Item position entries
— BEGIN —
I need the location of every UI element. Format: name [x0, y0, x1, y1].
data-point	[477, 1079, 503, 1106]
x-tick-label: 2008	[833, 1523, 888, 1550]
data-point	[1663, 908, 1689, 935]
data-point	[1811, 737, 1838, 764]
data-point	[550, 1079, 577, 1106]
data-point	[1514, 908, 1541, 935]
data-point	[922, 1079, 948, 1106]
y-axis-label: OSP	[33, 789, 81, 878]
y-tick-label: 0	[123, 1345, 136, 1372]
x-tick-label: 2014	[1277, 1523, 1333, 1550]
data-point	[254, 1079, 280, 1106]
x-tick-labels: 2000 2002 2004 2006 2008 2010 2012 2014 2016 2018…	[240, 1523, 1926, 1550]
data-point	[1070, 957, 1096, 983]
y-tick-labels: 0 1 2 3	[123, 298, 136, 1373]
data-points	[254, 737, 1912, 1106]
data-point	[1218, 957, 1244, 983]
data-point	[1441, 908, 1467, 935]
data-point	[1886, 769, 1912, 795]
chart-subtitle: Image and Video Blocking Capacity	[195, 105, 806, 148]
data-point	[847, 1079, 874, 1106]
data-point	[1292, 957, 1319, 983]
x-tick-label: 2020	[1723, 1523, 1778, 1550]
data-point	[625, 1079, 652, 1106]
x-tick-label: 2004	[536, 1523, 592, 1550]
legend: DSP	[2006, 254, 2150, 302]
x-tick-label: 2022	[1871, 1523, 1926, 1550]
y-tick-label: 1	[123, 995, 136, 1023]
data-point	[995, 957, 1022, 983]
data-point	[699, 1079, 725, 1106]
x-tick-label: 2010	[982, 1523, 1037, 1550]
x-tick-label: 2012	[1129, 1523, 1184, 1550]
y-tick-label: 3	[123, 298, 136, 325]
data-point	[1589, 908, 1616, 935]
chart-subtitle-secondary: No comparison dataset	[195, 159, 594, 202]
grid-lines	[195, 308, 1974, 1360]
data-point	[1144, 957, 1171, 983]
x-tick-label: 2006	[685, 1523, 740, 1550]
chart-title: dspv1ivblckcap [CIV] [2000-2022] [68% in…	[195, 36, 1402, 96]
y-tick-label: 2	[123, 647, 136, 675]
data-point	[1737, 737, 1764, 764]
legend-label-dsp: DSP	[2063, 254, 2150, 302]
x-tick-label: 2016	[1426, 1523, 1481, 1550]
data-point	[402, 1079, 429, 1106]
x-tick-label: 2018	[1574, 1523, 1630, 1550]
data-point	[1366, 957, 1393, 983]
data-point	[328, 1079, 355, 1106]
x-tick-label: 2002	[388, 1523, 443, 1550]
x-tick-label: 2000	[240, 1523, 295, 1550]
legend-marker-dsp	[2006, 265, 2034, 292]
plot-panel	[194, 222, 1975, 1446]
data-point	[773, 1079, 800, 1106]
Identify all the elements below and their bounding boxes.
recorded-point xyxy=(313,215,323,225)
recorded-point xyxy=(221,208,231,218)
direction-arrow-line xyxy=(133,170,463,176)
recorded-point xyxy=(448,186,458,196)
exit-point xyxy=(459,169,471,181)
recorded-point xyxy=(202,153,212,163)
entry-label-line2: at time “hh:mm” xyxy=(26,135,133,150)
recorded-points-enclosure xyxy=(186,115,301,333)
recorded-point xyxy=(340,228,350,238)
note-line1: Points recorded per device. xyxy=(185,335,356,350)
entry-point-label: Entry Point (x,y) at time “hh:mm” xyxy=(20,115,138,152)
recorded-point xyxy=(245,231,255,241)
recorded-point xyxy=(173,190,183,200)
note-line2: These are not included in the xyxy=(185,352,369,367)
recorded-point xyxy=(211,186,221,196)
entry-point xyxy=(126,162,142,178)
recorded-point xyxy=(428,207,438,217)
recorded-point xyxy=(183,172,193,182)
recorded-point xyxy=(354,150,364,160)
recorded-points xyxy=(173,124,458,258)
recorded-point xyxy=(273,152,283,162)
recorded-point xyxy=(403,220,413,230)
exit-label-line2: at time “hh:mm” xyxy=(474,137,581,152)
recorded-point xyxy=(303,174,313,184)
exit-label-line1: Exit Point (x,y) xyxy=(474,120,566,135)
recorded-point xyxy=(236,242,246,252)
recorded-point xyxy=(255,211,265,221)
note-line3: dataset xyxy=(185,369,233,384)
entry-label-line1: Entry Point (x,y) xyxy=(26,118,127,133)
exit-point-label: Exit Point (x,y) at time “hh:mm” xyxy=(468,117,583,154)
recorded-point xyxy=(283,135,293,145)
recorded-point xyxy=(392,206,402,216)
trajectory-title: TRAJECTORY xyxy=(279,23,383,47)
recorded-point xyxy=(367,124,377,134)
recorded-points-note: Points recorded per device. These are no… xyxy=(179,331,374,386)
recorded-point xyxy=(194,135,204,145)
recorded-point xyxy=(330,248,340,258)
— END —
Brief:
Rewrite the item position entries above, swapping "plot-panel" for "plot-area" and keeping every other line and value unchanged.

Result of this exercise:
I need the location of every UI element. Format: name [x0, y0, x1, y1].
data-point	[477, 1079, 503, 1106]
x-tick-label: 2008	[833, 1523, 888, 1550]
data-point	[1663, 908, 1689, 935]
data-point	[1811, 737, 1838, 764]
data-point	[550, 1079, 577, 1106]
data-point	[1514, 908, 1541, 935]
data-point	[922, 1079, 948, 1106]
y-axis-label: OSP	[33, 789, 81, 878]
y-tick-label: 0	[123, 1345, 136, 1372]
x-tick-label: 2014	[1277, 1523, 1333, 1550]
data-point	[254, 1079, 280, 1106]
x-tick-labels: 2000 2002 2004 2006 2008 2010 2012 2014 2016 2018…	[240, 1523, 1926, 1550]
data-point	[1070, 957, 1096, 983]
y-tick-labels: 0 1 2 3	[123, 298, 136, 1373]
data-points	[254, 737, 1912, 1106]
data-point	[1218, 957, 1244, 983]
data-point	[1441, 908, 1467, 935]
data-point	[1886, 769, 1912, 795]
chart-subtitle: Image and Video Blocking Capacity	[195, 105, 806, 148]
data-point	[847, 1079, 874, 1106]
data-point	[1292, 957, 1319, 983]
x-tick-label: 2020	[1723, 1523, 1778, 1550]
data-point	[625, 1079, 652, 1106]
x-tick-label: 2004	[536, 1523, 592, 1550]
legend: DSP	[2006, 254, 2150, 302]
x-tick-label: 2022	[1871, 1523, 1926, 1550]
y-tick-label: 1	[123, 995, 136, 1023]
data-point	[995, 957, 1022, 983]
data-point	[699, 1079, 725, 1106]
x-tick-label: 2010	[982, 1523, 1037, 1550]
x-tick-label: 2012	[1129, 1523, 1184, 1550]
y-tick-label: 3	[123, 298, 136, 325]
data-point	[1589, 908, 1616, 935]
chart-subtitle-secondary: No comparison dataset	[195, 159, 594, 202]
grid-lines	[195, 308, 1974, 1360]
data-point	[1144, 957, 1171, 983]
x-tick-label: 2006	[685, 1523, 740, 1550]
chart-title: dspv1ivblckcap [CIV] [2000-2022] [68% in…	[195, 36, 1402, 96]
y-tick-label: 2	[123, 647, 136, 675]
data-point	[1737, 737, 1764, 764]
legend-label-dsp: DSP	[2063, 254, 2150, 302]
x-tick-label: 2016	[1426, 1523, 1481, 1550]
data-point	[402, 1079, 429, 1106]
x-tick-label: 2018	[1574, 1523, 1630, 1550]
data-point	[1366, 957, 1393, 983]
data-point	[328, 1079, 355, 1106]
x-tick-label: 2002	[388, 1523, 443, 1550]
x-tick-label: 2000	[240, 1523, 295, 1550]
legend-marker-dsp	[2006, 265, 2034, 292]
plot-area	[194, 222, 1975, 1446]
data-point	[773, 1079, 800, 1106]
Identify all the elements below and their bounding boxes.
recorded-point xyxy=(313,215,323,225)
recorded-point xyxy=(221,208,231,218)
direction-arrow-line xyxy=(133,170,463,176)
recorded-point xyxy=(448,186,458,196)
exit-point xyxy=(459,169,471,181)
recorded-point xyxy=(202,153,212,163)
entry-label-line2: at time “hh:mm” xyxy=(26,135,133,150)
recorded-points-enclosure xyxy=(186,115,301,333)
recorded-point xyxy=(340,228,350,238)
note-line1: Points recorded per device. xyxy=(185,335,356,350)
entry-point-label: Entry Point (x,y) at time “hh:mm” xyxy=(20,115,138,152)
recorded-point xyxy=(245,231,255,241)
recorded-point xyxy=(173,190,183,200)
note-line2: These are not included in the xyxy=(185,352,369,367)
recorded-point xyxy=(211,186,221,196)
entry-point xyxy=(126,162,142,178)
recorded-point xyxy=(428,207,438,217)
recorded-point xyxy=(183,172,193,182)
recorded-point xyxy=(354,150,364,160)
recorded-points xyxy=(173,124,458,258)
recorded-point xyxy=(273,152,283,162)
recorded-point xyxy=(403,220,413,230)
exit-label-line2: at time “hh:mm” xyxy=(474,137,581,152)
recorded-point xyxy=(303,174,313,184)
exit-label-line1: Exit Point (x,y) xyxy=(474,120,566,135)
recorded-point xyxy=(236,242,246,252)
recorded-point xyxy=(255,211,265,221)
note-line3: dataset xyxy=(185,369,233,384)
entry-label-line1: Entry Point (x,y) xyxy=(26,118,127,133)
exit-point-label: Exit Point (x,y) at time “hh:mm” xyxy=(468,117,583,154)
recorded-point xyxy=(283,135,293,145)
recorded-point xyxy=(392,206,402,216)
trajectory-title: TRAJECTORY xyxy=(279,23,383,47)
recorded-point xyxy=(367,124,377,134)
recorded-points-note: Points recorded per device. These are no… xyxy=(179,331,374,386)
recorded-point xyxy=(194,135,204,145)
recorded-point xyxy=(330,248,340,258)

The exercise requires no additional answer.